_TAREFA A REALIZAR_
Transcreva sem alterações, do excerto sobre o livro de Harari, tudo o que vai desde "Como habitualmente é" até "a vida inteligente.".

_EXCERTO DA FONTE_
========================
O livro prossegue com uma exposição histórica de como a informação aproveitou a utilização de novas técnicas para se desenvolver e expandir-se e assim foi moldando o evoluir da humanidade, evidencia o seu papel agregador e também o seu uso para controlar a sociedade e, com exemplos minuciosamente explicados, como esta suportou perseguições desumanas e catastróficas desde a antiguidade até ao século XXI, tal como permitiu salvar pessoas, pois não só serviu transmitir conhecimento científico e foi meio para fortalecer democracias que não sobreviveriam sem uma boa rede de comunicação, como também foi usada para alimentar preconceitos e para intensificar ditaduras que a usou para subjugar a população. Paralelamente, demonstra como a Inteligência Artificial (IA) é algo completamente diferente de todas as anterior tecnologias de suporte da informação, pela primeira vez esta pode ser controlada por não humanos e age sem a consciência e os sentimentos dos seres vivos, sendo ainda capaz de aprender, replicar-se e decidir por si só e com um elevado risco de fugir ao controlo da humanidade e da compreensão desta, algo capaz de nos manipular ou mesmo nos destruir.

Como habitualmente é referido nos livros de Harari, o futuro não é determinista, existem possibilidades várias de perspetivar o futuro de como irá a IA modelar a civilização global. Neste momento considera o autor que ainda pode estar na mão dos humanos evitar uma futura escravidão da humanidade a uma entidade não biológica e conseguir-se um equilíbrio que permita a IA ser útil e ficar ao serviço do Homo sapiens. Potencialidades são muitas, mas os riscos não são menos, conforme o ensaio explica muito bem. Uma obra que é um alerta para se evitar o domínio do algoritmo inteligente sobre a vida inteligente.
========================
_DADOS APRESENTADOS_
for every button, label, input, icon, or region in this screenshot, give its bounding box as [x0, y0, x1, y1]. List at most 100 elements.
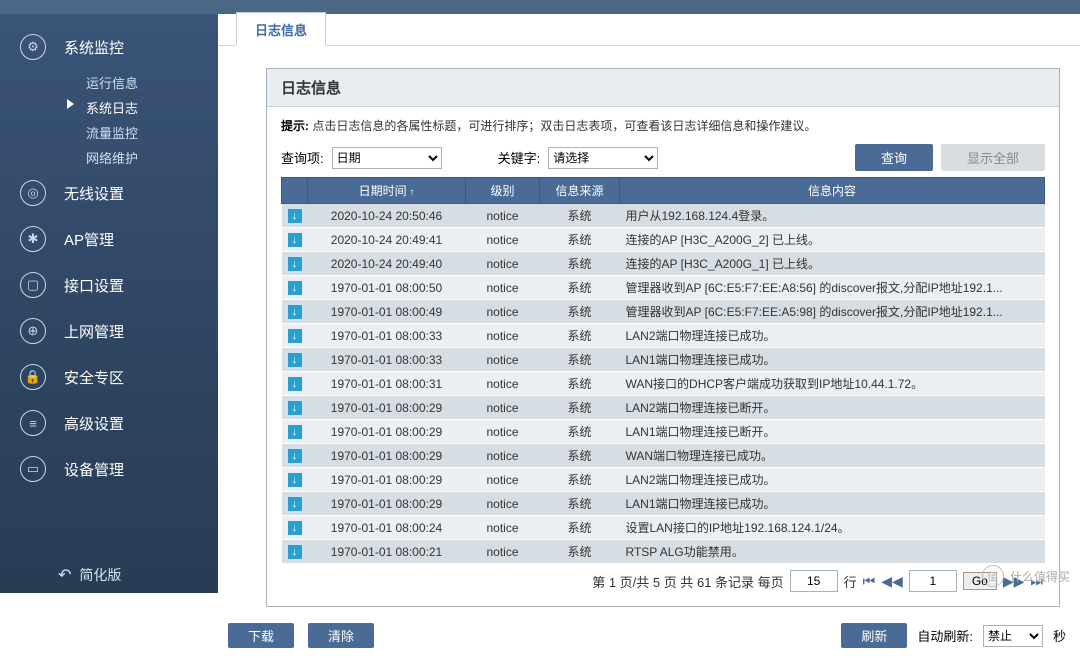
========================
_RESULTADO DA TAREFA_
Como habitualmente é referido nos livros de Harari, o futuro não é determinista, existem possibilidades várias de perspetivar o futuro de como irá a IA modelar a civilização global. Neste momento considera o autor que ainda pode estar na mão dos humanos evitar uma futura escravidão da humanidade a uma entidade não biológica e conseguir-se um equilíbrio que permita a IA ser útil e ficar ao serviço do Homo sapiens. Potencialidades são muitas, mas os riscos não são menos, conforme o ensaio explica muito bem. Uma obra que é um alerta para se evitar o domínio do algoritmo inteligente sobre a vida inteligente.